§ **GIVEN TEXT**
How and Why Do People Stop Offending?
by Lila Kazemian
City University of New York (USA)
The value and importance of studying desistance, particularly for post-onset intervention efforts, have been stressed abundantly in the literature. Predictors of desistance can be classified according to four main perspectives: biological, sociological, cognitive, and psychosocial.
Biological predictors of desistance
In addition to the direct effects of aging on desistance and biological changes that lead to reduced offending as individuals get older, recent studies have examined the role of genetic factors in the desistance process. Research found significant genetic influences on both marriage and desistance from crime. Their results showed that marriage remained a significant predictor of desistance even after controlling for genetic influences, but the effect was greatly attenuated.
Social predictors of desistance
A large body of research on desistance has drawn attention to the importance of social bonds in the process of desistance, particularly marriage and employment. Desistance from crime is said to be a gradual process resulting from an accumulation of social bonds. For instance, marriage and job stability are said to exert a more substantial impact on desistance if they occur jointly. In addition to the direct effect of increased social control, marriage and employment also promote desistance by altering the individual’s routine activities and by limiting access to criminal opportunities. Similarly, some authors have argued that marriage and employment promote desistance through increased interactions with the spouse and/or pro-social co-workers, and less time with potentially ‘deviant’ friends.

§ **DATASET EXTRACT**
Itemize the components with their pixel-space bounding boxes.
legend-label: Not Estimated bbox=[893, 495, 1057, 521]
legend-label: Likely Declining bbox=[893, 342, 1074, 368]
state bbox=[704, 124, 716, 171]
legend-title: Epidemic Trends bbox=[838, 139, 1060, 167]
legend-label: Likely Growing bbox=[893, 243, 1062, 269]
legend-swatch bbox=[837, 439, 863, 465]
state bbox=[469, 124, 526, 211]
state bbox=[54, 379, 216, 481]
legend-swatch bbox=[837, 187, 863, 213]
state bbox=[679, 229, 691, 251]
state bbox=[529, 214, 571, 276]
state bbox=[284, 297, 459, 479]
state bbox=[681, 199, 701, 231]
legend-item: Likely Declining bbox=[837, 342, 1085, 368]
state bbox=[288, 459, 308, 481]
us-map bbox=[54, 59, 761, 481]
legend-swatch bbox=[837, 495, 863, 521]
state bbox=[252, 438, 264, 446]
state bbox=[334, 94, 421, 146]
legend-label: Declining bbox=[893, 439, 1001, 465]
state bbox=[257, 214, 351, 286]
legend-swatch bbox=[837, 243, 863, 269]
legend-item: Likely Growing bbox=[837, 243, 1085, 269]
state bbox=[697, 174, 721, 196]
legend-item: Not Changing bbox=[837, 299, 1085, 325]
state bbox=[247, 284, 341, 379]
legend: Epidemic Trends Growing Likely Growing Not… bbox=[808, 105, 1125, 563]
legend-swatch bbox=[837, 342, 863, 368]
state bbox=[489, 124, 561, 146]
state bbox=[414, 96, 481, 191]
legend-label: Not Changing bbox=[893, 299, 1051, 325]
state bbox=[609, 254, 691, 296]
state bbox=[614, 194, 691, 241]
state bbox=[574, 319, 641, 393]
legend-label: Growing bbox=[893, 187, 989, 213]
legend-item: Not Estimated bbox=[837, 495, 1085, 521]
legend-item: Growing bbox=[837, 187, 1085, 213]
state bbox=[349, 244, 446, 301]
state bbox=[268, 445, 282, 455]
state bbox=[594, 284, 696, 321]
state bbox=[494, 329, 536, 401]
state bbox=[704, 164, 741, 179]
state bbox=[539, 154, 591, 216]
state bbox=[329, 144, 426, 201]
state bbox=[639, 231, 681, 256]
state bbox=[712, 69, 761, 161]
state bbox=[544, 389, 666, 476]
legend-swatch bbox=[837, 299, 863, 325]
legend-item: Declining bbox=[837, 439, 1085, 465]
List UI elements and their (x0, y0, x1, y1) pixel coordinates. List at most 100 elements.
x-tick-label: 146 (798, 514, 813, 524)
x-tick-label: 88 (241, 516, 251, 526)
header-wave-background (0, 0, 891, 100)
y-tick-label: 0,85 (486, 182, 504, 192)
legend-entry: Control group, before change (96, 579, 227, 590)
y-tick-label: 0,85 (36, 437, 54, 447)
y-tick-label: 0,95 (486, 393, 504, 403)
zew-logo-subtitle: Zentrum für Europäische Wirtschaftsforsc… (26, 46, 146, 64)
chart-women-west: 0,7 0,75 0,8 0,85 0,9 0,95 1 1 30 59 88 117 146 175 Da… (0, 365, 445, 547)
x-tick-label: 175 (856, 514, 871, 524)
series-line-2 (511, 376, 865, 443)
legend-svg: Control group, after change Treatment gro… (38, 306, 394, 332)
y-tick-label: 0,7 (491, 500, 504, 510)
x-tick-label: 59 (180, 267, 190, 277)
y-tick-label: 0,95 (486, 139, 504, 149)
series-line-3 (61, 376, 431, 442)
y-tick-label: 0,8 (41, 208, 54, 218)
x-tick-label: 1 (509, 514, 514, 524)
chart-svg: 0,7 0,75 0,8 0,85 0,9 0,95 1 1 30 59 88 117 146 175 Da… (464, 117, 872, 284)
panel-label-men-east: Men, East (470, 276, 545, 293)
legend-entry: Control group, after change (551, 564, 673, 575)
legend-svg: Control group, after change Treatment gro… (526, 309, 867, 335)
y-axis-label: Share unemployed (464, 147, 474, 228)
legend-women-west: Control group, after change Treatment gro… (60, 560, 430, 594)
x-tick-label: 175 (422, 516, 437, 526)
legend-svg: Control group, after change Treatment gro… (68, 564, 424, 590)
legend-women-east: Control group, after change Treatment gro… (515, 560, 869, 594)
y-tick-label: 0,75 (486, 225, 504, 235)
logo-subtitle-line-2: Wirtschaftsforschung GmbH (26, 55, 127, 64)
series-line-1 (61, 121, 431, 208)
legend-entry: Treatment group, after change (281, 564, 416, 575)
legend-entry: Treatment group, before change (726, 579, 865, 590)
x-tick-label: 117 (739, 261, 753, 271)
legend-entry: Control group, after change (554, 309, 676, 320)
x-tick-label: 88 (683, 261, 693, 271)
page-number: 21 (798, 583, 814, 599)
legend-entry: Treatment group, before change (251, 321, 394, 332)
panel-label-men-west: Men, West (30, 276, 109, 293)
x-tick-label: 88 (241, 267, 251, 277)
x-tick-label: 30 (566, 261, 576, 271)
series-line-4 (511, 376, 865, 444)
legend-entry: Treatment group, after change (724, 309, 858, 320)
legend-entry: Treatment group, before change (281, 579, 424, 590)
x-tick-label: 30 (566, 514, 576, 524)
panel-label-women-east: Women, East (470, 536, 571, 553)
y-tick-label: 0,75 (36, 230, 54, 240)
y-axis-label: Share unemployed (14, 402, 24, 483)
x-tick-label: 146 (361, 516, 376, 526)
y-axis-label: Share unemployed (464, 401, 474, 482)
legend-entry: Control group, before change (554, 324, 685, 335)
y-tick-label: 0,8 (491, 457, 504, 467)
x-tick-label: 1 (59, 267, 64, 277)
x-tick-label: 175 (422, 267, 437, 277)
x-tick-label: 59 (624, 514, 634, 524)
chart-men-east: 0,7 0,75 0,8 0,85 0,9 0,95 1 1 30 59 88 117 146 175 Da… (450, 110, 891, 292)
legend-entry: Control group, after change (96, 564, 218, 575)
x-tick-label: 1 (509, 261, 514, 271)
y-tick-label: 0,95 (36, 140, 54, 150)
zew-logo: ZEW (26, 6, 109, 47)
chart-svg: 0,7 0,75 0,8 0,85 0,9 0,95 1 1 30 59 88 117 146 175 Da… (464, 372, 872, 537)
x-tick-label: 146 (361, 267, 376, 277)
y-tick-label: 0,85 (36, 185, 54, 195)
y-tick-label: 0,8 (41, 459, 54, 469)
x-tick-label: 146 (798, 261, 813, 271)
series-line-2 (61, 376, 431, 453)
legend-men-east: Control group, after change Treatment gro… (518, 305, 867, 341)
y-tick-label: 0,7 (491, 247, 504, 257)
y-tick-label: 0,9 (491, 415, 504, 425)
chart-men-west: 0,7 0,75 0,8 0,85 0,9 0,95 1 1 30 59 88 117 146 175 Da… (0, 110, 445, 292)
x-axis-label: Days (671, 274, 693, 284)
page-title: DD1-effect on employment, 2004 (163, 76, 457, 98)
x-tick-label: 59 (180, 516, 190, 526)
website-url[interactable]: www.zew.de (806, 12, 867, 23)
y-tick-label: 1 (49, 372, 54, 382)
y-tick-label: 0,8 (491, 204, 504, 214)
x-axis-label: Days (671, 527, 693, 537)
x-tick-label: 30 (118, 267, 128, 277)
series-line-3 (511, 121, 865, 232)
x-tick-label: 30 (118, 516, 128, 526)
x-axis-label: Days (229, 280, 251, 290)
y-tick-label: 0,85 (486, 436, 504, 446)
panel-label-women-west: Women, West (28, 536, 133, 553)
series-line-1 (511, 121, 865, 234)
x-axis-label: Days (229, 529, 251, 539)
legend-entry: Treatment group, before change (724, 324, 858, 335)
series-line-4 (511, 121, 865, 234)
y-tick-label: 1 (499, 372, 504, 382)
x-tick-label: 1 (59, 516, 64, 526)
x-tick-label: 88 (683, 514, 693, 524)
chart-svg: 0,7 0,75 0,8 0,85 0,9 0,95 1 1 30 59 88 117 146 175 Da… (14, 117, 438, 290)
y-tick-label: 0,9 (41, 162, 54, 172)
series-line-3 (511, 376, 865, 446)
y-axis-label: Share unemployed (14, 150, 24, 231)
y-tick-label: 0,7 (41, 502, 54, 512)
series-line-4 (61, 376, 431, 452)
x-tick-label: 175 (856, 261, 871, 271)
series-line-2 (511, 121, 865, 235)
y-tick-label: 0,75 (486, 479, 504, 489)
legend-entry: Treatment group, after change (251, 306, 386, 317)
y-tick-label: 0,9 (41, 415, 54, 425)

§ **PROMPT 1**
In the text on desistance, what are the four main perspectives used to classify predictors of desistance?
§ **PROMPT 2**
Repeat the part of the desistance text starting at "Biological predictors of" and ending at "was greatly attenuated.".

§ **TASK OUTPUT 1**
Biological, sociological, cognitive, and psychosocial.

§ **TASK OUTPUT 2**
Biological predictors of desistance
In addition to the direct effects of aging on desistance and biological changes that lead to reduced offending as individuals get older, recent studies have examined the role of genetic factors in the desistance process. Research found significant genetic influences on both marriage and desistance from crime. Their results showed that marriage remained a significant predictor of desistance even after controlling for genetic influences, but the effect was greatly attenuated.